### Task directions:
Starting with the line that includes "Decode this image", write out every remaining line of the records below exactly as it appears, leaving out any images.

### Dataset content:
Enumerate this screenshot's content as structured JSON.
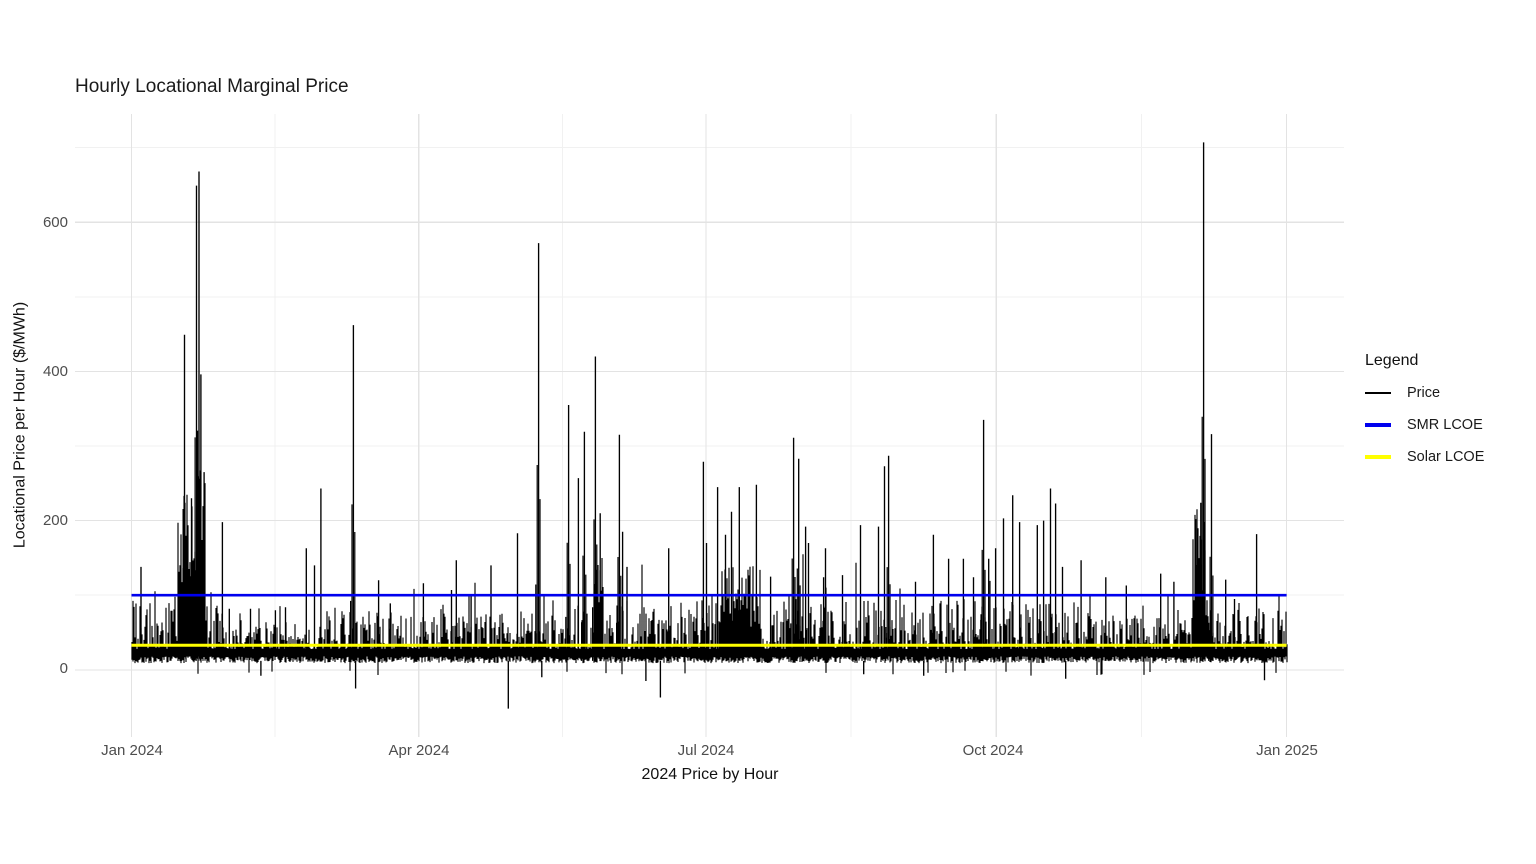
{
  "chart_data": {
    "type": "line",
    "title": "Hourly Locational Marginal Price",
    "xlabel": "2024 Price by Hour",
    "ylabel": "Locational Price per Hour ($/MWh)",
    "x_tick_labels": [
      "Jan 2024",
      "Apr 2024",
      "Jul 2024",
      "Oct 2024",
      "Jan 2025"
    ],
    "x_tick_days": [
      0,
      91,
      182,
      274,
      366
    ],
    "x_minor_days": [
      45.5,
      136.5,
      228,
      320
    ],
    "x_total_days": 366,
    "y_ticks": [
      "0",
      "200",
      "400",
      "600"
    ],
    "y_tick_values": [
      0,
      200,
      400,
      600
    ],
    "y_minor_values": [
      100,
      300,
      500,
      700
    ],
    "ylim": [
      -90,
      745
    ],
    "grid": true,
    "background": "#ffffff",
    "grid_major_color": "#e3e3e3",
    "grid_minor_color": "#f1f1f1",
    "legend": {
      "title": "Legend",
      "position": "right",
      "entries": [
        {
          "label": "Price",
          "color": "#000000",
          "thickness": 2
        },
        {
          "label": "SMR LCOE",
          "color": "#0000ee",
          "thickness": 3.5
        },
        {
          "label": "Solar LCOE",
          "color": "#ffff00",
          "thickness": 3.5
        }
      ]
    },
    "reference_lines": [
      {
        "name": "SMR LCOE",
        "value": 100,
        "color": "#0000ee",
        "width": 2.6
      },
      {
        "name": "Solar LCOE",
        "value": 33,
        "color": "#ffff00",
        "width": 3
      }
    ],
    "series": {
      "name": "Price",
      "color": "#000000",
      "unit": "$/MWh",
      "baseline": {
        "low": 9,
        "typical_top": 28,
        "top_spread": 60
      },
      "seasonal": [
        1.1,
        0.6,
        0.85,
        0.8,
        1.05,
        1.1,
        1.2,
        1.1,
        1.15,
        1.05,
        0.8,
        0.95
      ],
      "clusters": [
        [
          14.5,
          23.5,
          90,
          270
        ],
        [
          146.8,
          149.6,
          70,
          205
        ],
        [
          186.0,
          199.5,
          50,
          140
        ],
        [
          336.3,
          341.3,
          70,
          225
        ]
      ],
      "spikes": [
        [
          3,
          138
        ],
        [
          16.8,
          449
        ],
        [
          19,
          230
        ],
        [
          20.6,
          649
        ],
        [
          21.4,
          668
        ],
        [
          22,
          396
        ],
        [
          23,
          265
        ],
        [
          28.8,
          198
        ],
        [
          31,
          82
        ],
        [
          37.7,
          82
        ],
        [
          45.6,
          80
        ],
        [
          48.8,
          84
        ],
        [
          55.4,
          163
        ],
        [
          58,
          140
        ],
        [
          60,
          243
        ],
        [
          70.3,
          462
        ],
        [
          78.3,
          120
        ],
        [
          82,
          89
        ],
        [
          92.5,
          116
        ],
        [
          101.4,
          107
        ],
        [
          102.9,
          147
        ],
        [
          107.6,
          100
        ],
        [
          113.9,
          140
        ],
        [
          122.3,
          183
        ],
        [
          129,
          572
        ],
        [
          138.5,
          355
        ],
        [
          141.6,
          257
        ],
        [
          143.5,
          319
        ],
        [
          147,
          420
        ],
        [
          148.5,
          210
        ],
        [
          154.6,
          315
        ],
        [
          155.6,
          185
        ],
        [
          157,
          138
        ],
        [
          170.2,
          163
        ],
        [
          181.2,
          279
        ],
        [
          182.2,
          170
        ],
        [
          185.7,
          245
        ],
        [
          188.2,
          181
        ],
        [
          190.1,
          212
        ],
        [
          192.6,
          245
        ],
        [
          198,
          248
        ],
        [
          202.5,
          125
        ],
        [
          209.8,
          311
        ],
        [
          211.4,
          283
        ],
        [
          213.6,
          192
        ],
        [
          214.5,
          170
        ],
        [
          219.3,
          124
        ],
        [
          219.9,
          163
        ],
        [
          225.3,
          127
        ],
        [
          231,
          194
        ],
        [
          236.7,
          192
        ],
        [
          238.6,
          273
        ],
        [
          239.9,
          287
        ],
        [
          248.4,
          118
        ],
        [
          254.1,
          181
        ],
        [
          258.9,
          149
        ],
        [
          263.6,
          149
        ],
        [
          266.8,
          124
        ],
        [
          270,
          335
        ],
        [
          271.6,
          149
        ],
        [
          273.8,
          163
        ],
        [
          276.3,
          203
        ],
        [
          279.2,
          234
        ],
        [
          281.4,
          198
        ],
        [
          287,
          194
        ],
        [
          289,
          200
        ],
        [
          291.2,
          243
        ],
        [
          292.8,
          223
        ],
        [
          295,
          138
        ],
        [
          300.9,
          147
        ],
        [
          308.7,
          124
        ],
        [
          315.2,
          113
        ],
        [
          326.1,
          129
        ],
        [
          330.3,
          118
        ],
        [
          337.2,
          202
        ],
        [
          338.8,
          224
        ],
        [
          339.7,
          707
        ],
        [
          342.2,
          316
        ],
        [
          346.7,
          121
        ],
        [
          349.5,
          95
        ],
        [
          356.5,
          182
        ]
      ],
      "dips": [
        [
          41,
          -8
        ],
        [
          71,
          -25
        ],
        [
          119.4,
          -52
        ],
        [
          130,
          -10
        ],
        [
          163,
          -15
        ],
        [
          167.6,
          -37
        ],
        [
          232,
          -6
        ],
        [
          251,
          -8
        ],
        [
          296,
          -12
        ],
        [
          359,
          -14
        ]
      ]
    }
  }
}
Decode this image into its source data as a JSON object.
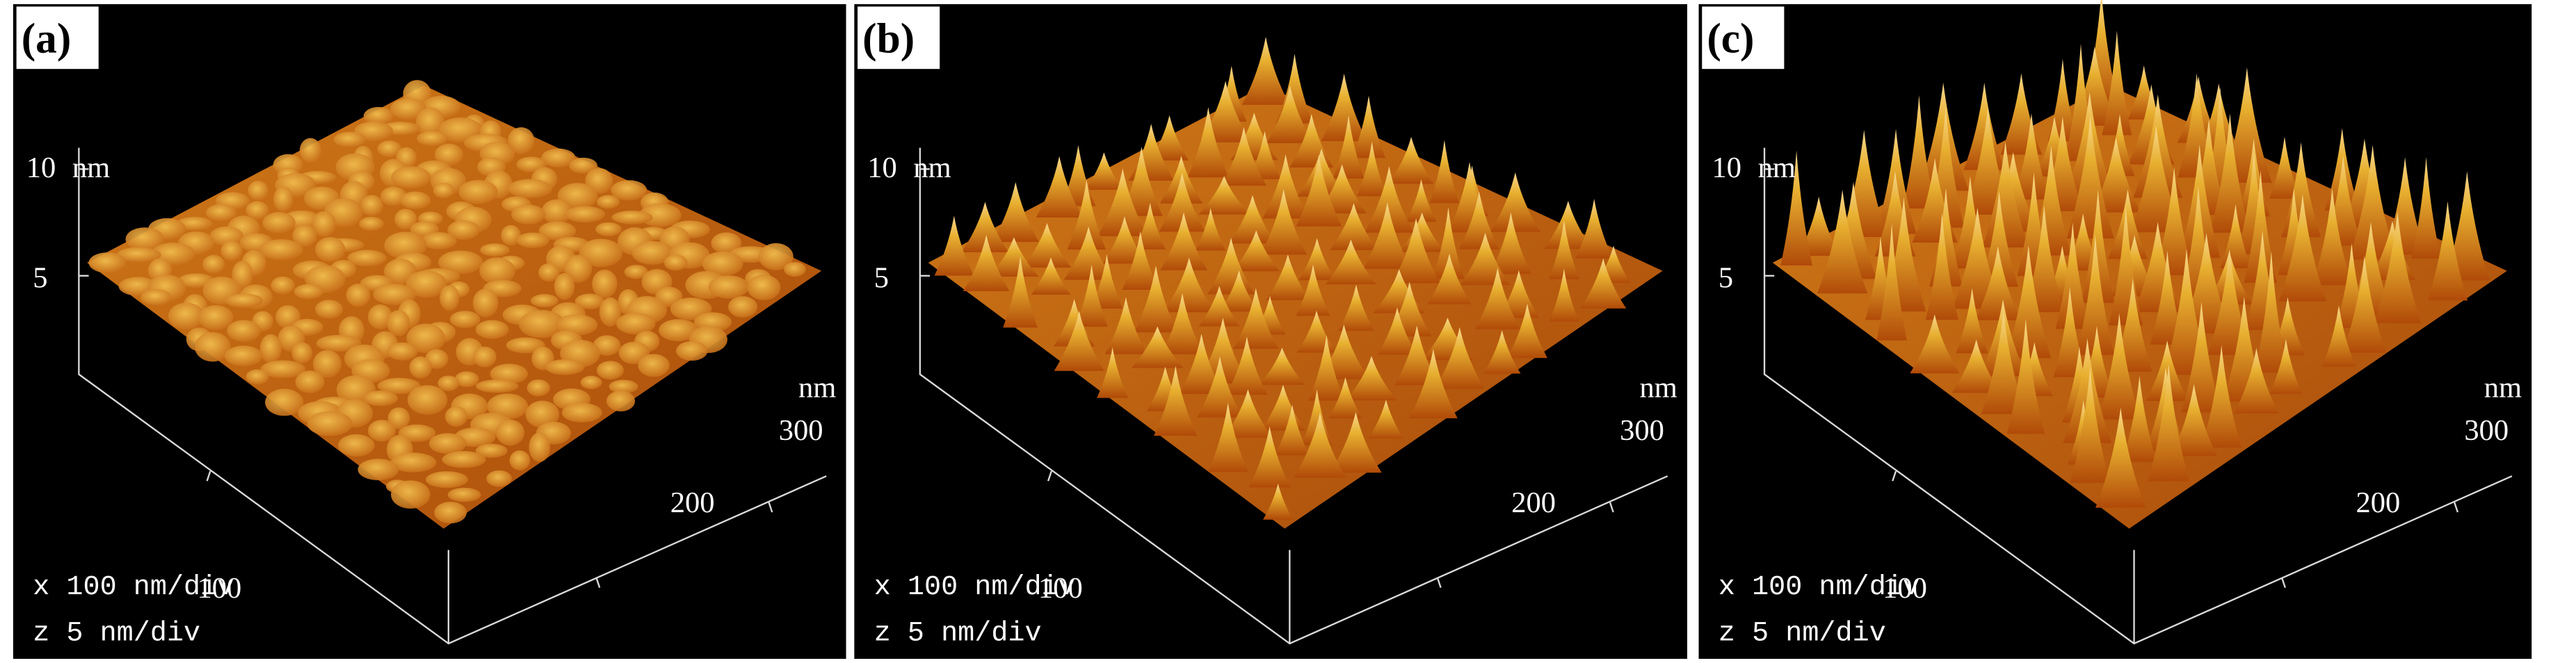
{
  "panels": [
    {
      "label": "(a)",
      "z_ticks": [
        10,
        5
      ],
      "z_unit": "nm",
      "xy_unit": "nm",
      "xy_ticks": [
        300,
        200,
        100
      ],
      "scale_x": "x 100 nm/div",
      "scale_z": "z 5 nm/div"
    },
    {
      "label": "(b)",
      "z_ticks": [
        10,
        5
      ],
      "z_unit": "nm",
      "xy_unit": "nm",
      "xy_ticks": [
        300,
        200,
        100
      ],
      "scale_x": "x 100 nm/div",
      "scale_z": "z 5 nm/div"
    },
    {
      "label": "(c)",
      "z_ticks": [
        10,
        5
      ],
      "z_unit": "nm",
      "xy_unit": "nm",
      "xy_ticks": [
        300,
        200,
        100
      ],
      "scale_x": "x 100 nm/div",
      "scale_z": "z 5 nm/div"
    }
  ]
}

### Correct output:
Decode this image into its source data as a JSON object.
{
  "panels": [
    {
      "label": "(a)",
      "z_ticks": [
        10,
        5
      ],
      "z_unit": "nm",
      "xy_unit": "nm",
      "xy_ticks": [
        300,
        200,
        100
      ],
      "scale_x": "x 100 nm/div",
      "scale_z": "z 5 nm/div"
    },
    {
      "label": "(b)",
      "z_ticks": [
        10,
        5
      ],
      "z_unit": "nm",
      "xy_unit": "nm",
      "xy_ticks": [
        300,
        200,
        100
      ],
      "scale_x": "x 100 nm/div",
      "scale_z": "z 5 nm/div"
    },
    {
      "label": "(c)",
      "z_ticks": [
        10,
        5
      ],
      "z_unit": "nm",
      "xy_unit": "nm",
      "xy_ticks": [
        300,
        200,
        100
      ],
      "scale_x": "x 100 nm/div",
      "scale_z": "z 5 nm/div"
    }
  ]
}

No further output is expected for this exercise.